Your task
Some lines in the material below hold the word "protease". Copy all of them.
::: Supplied entries :::
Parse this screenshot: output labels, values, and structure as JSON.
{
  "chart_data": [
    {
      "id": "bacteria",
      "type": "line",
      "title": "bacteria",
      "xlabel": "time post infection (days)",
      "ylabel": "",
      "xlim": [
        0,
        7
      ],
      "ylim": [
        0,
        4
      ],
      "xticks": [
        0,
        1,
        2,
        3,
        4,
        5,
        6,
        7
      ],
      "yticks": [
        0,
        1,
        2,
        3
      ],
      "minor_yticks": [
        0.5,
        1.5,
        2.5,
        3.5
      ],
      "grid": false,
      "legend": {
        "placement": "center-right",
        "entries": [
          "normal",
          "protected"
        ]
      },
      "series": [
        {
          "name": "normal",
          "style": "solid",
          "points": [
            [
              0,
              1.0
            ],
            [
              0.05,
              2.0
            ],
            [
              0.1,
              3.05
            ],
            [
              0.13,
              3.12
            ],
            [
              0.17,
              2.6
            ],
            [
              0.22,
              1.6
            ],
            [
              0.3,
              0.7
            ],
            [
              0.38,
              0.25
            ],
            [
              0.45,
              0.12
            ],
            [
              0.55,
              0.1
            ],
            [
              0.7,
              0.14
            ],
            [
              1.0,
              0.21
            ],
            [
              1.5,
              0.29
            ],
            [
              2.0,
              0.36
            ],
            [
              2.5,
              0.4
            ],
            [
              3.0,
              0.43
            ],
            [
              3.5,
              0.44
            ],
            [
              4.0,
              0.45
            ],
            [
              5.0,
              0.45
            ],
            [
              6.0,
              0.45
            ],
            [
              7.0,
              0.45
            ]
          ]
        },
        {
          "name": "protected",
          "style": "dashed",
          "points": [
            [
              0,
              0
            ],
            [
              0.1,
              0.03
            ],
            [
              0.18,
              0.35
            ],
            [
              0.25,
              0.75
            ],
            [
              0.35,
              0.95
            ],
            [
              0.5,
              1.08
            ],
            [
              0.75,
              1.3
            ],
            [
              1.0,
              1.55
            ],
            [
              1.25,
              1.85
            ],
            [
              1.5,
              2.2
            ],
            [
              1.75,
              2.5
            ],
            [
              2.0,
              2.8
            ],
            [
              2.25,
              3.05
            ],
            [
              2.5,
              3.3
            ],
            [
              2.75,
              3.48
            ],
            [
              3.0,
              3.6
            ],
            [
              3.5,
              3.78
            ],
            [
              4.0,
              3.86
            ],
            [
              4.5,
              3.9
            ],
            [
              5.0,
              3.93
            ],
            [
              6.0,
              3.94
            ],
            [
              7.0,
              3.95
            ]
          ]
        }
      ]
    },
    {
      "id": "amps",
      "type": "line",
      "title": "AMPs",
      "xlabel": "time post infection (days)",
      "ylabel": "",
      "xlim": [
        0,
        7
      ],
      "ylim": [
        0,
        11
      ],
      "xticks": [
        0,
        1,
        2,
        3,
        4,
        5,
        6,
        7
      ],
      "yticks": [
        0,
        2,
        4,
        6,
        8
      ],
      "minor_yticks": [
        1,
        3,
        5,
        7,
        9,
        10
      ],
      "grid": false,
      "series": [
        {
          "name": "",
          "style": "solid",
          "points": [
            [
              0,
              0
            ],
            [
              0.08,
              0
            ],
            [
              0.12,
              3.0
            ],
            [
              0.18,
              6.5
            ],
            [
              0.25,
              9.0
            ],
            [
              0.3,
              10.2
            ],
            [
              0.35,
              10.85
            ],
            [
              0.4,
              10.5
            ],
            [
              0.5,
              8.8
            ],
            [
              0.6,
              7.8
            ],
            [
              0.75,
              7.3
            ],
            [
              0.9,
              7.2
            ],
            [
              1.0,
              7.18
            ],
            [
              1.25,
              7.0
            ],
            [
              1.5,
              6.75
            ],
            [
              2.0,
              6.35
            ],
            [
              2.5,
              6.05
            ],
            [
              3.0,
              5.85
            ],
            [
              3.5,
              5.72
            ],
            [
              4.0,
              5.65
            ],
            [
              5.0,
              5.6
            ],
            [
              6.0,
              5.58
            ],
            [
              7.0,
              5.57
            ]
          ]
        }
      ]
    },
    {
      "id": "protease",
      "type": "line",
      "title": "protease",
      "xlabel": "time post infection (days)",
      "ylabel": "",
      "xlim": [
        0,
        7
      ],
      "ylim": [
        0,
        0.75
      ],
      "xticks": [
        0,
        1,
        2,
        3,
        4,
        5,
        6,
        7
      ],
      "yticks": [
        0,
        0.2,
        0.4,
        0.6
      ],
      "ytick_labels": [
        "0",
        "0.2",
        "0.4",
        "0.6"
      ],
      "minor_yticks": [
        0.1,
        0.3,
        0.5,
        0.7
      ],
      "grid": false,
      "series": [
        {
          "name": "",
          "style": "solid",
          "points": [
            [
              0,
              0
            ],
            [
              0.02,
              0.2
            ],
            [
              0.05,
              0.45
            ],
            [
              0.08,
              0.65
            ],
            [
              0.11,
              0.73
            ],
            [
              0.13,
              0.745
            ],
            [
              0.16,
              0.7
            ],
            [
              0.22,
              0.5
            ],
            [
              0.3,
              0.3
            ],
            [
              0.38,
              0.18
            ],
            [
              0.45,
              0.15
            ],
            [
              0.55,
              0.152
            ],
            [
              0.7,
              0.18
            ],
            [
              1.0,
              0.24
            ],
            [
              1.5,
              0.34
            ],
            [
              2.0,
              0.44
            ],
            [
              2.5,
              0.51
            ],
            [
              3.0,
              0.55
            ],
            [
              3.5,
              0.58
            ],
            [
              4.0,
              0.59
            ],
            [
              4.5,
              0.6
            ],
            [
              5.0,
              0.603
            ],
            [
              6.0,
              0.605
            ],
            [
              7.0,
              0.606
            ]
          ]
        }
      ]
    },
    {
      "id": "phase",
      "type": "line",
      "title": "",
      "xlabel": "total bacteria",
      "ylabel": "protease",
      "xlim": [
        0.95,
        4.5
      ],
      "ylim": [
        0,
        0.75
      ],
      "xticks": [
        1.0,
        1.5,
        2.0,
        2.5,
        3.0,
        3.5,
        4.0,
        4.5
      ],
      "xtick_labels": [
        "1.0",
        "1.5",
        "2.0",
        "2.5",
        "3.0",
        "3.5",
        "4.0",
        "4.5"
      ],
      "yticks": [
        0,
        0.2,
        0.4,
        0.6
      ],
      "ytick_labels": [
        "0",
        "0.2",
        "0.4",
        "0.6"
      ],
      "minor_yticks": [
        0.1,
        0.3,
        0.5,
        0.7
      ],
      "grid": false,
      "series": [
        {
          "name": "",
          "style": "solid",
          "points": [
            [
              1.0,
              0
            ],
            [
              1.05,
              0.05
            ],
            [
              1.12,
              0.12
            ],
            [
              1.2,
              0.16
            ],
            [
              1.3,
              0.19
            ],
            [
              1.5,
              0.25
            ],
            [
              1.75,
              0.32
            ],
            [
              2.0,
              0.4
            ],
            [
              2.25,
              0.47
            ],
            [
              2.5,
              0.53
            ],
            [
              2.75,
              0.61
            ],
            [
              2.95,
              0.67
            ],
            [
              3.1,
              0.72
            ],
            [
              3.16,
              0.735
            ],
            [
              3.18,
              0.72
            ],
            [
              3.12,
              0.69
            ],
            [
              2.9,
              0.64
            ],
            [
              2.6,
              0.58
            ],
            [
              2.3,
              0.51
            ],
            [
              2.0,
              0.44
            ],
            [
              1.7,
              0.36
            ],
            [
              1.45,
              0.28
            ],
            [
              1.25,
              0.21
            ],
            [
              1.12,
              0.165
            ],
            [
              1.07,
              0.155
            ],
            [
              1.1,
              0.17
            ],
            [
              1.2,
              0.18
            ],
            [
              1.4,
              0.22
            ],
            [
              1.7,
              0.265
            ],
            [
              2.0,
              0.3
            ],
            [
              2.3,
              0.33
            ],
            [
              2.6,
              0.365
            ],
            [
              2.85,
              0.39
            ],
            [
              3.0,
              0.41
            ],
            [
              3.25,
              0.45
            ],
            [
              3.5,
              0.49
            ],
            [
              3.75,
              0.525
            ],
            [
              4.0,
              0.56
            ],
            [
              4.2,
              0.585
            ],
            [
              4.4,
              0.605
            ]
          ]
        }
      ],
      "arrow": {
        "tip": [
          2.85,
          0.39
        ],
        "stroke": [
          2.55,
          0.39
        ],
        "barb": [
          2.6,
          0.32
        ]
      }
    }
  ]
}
:::
Output
      "id": "protease",
      "title": "protease",
      "ylabel": "protease",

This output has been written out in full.